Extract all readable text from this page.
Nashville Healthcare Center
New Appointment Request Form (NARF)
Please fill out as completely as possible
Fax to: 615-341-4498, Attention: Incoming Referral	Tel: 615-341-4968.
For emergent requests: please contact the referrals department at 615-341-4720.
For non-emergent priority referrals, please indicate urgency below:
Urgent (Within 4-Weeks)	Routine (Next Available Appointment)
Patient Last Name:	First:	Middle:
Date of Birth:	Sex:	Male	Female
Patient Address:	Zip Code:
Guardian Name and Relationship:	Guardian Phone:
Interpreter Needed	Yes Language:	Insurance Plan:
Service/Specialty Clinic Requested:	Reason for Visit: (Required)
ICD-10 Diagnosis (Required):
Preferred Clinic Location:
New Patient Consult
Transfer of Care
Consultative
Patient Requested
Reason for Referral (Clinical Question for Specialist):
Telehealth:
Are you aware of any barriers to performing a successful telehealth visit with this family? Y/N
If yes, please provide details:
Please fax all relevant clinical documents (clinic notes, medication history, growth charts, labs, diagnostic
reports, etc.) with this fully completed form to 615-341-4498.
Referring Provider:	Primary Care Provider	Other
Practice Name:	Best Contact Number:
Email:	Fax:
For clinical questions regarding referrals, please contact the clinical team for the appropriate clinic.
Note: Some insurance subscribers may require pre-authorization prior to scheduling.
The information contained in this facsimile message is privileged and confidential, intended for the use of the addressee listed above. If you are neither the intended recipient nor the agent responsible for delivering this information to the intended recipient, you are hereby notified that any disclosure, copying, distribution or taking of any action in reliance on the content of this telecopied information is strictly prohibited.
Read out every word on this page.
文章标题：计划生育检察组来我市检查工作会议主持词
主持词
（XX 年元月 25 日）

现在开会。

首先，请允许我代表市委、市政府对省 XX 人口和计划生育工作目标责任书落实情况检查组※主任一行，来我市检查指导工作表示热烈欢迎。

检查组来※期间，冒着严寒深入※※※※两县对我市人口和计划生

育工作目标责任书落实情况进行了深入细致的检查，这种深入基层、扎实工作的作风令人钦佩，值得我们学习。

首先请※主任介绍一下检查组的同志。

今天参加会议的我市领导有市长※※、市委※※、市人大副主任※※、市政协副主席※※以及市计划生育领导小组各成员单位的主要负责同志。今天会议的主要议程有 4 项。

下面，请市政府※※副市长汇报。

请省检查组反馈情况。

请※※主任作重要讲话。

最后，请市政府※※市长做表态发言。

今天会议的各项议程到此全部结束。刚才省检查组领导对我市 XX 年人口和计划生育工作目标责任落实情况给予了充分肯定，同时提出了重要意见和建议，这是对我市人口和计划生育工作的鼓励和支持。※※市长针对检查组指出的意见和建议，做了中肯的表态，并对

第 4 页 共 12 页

————————

■ Exercise directions
Transcribe the whole listing with nothing added or left out.

■ Solution below
Extract all readable text from this page.
Nashville Healthcare Center
New Appointment Request Form (NARF)
Please fill out as completely as possible
Fax to: 615-341-4498, Attention: Incoming Referral	Tel: 615-341-4968.
For emergent requests: please contact the referrals department at 615-341-4720.
For non-emergent priority referrals, please indicate urgency below:
Urgent (Within 4-Weeks)	Routine (Next Available Appointment)
Patient Last Name:	First:	Middle:
Date of Birth:	Sex:	Male	Female
Patient Address:	Zip Code:
Guardian Name and Relationship:	Guardian Phone:
Interpreter Needed	Yes Language:	Insurance Plan:
Service/Specialty Clinic Requested:	Reason for Visit: (Required)
ICD-10 Diagnosis (Required):
Preferred Clinic Location:
New Patient Consult
Transfer of Care
Consultative
Patient Requested
Reason for Referral (Clinical Question for Specialist):
Telehealth:
Are you aware of any barriers to performing a successful telehealth visit with this family? Y/N
If yes, please provide details:
Please fax all relevant clinical documents (clinic notes, medication history, growth charts, labs, diagnostic
reports, etc.) with this fully completed form to 615-341-4498.
Referring Provider:	Primary Care Provider	Other
Practice Name:	Best Contact Number:
Email:	Fax:
For clinical questions regarding referrals, please contact the clinical team for the appropriate clinic.
Note: Some insurance subscribers may require pre-authorization prior to scheduling.
The information contained in this facsimile message is privileged and confidential, intended for the use of the addressee listed above. If you are neither the intended recipient nor the agent responsible for delivering this information to the intended recipient, you are hereby notified that any disclosure, copying, distribution or taking of any action in reliance on the content of this telecopied information is strictly prohibited.
Read out every word on this page.
文章标题：计划生育检察组来我市检查工作会议主持词
主持词
（XX 年元月 25 日）

现在开会。

首先，请允许我代表市委、市政府对省 XX 人口和计划生育工作目标责任书落实情况检查组※主任一行，来我市检查指导工作表示热烈欢迎。

检查组来※期间，冒着严寒深入※※※※两县对我市人口和计划生

育工作目标责任书落实情况进行了深入细致的检查，这种深入基层、扎实工作的作风令人钦佩，值得我们学习。

首先请※主任介绍一下检查组的同志。

今天参加会议的我市领导有市长※※、市委※※、市人大副主任※※、市政协副主席※※以及市计划生育领导小组各成员单位的主要负责同志。今天会议的主要议程有 4 项。

下面，请市政府※※副市长汇报。

请省检查组反馈情况。

请※※主任作重要讲话。

最后，请市政府※※市长做表态发言。

今天会议的各项议程到此全部结束。刚才省检查组领导对我市 XX 年人口和计划生育工作目标责任落实情况给予了充分肯定，同时提出了重要意见和建议，这是对我市人口和计划生育工作的鼓励和支持。※※市长针对检查组指出的意见和建议，做了中肯的表态，并对

第 4 页 共 12 页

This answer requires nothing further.